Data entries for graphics
++++
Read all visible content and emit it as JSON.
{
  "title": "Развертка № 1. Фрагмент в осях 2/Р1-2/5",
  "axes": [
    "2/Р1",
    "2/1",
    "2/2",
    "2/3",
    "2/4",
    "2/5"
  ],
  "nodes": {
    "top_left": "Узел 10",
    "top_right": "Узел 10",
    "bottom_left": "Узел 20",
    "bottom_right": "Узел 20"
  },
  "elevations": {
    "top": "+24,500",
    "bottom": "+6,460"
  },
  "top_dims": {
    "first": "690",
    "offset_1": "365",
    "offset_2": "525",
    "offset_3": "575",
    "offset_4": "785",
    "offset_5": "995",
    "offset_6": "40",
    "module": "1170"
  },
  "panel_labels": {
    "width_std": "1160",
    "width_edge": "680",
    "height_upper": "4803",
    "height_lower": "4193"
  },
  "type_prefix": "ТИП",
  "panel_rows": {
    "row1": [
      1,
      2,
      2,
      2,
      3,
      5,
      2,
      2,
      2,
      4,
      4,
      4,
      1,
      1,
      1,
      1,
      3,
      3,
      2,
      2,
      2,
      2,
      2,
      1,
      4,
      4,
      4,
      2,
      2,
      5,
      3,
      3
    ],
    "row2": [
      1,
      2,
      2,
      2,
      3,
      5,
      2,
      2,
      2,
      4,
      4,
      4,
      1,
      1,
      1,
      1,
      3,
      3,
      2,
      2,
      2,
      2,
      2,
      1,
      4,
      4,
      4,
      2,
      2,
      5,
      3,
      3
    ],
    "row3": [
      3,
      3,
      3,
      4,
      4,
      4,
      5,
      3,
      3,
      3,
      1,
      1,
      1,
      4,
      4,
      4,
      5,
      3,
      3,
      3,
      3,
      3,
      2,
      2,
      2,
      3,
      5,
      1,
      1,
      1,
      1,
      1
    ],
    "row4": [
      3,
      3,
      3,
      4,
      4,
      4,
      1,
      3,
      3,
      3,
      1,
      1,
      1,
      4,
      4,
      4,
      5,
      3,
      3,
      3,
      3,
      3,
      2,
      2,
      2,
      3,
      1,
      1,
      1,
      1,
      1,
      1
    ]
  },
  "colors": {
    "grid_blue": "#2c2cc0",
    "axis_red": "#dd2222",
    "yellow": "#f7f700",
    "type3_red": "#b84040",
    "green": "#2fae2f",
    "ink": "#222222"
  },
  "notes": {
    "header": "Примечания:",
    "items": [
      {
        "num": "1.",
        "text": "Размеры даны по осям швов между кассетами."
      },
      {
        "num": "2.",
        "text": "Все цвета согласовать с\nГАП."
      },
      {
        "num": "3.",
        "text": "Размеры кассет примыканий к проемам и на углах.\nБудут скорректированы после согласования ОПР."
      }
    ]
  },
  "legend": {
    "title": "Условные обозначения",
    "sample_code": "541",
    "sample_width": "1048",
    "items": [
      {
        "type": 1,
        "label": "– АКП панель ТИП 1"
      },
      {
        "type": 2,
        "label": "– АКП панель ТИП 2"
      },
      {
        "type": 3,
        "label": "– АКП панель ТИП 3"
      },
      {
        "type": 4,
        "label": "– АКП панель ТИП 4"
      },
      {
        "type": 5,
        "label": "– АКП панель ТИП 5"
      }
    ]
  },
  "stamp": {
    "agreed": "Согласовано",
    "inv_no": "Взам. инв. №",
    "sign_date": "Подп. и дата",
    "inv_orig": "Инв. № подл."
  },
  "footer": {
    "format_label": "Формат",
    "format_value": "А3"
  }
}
++++
= Exercise directions =
Extract the entries above verbatim.

= Solution to this problem =
Read all visible content and emit it as JSON.
{
  "title": "Развертка № 1. Фрагмент в осях 2/Р1-2/5",
  "axes": [
    "2/Р1",
    "2/1",
    "2/2",
    "2/3",
    "2/4",
    "2/5"
  ],
  "nodes": {
    "top_left": "Узел 10",
    "top_right": "Узел 10",
    "bottom_left": "Узел 20",
    "bottom_right": "Узел 20"
  },
  "elevations": {
    "top": "+24,500",
    "bottom": "+6,460"
  },
  "top_dims": {
    "first": "690",
    "offset_1": "365",
    "offset_2": "525",
    "offset_3": "575",
    "offset_4": "785",
    "offset_5": "995",
    "offset_6": "40",
    "module": "1170"
  },
  "panel_labels": {
    "width_std": "1160",
    "width_edge": "680",
    "height_upper": "4803",
    "height_lower": "4193"
  },
  "type_prefix": "ТИП",
  "panel_rows": {
    "row1": [
      1,
      2,
      2,
      2,
      3,
      5,
      2,
      2,
      2,
      4,
      4,
      4,
      1,
      1,
      1,
      1,
      3,
      3,
      2,
      2,
      2,
      2,
      2,
      1,
      4,
      4,
      4,
      2,
      2,
      5,
      3,
      3
    ],
    "row2": [
      1,
      2,
      2,
      2,
      3,
      5,
      2,
      2,
      2,
      4,
      4,
      4,
      1,
      1,
      1,
      1,
      3,
      3,
      2,
      2,
      2,
      2,
      2,
      1,
      4,
      4,
      4,
      2,
      2,
      5,
      3,
      3
    ],
    "row3": [
      3,
      3,
      3,
      4,
      4,
      4,
      5,
      3,
      3,
      3,
      1,
      1,
      1,
      4,
      4,
      4,
      5,
      3,
      3,
      3,
      3,
      3,
      2,
      2,
      2,
      3,
      5,
      1,
      1,
      1,
      1,
      1
    ],
    "row4": [
      3,
      3,
      3,
      4,
      4,
      4,
      1,
      3,
      3,
      3,
      1,
      1,
      1,
      4,
      4,
      4,
      5,
      3,
      3,
      3,
      3,
      3,
      2,
      2,
      2,
      3,
      1,
      1,
      1,
      1,
      1,
      1
    ]
  },
  "colors": {
    "grid_blue": "#2c2cc0",
    "axis_red": "#dd2222",
    "yellow": "#f7f700",
    "type3_red": "#b84040",
    "green": "#2fae2f",
    "ink": "#222222"
  },
  "notes": {
    "header": "Примечания:",
    "items": [
      {
        "num": "1.",
        "text": "Размеры даны по осям швов между кассетами."
      },
      {
        "num": "2.",
        "text": "Все цвета согласовать с\nГАП."
      },
      {
        "num": "3.",
        "text": "Размеры кассет примыканий к проемам и на углах.\nБудут скорректированы после согласования ОПР."
      }
    ]
  },
  "legend": {
    "title": "Условные обозначения",
    "sample_code": "541",
    "sample_width": "1048",
    "items": [
      {
        "type": 1,
        "label": "– АКП панель ТИП 1"
      },
      {
        "type": 2,
        "label": "– АКП панель ТИП 2"
      },
      {
        "type": 3,
        "label": "– АКП панель ТИП 3"
      },
      {
        "type": 4,
        "label": "– АКП панель ТИП 4"
      },
      {
        "type": 5,
        "label": "– АКП панель ТИП 5"
      }
    ]
  },
  "stamp": {
    "agreed": "Согласовано",
    "inv_no": "Взам. инв. №",
    "sign_date": "Подп. и дата",
    "inv_orig": "Инв. № подл."
  },
  "footer": {
    "format_label": "Формат",
    "format_value": "А3"
  }
}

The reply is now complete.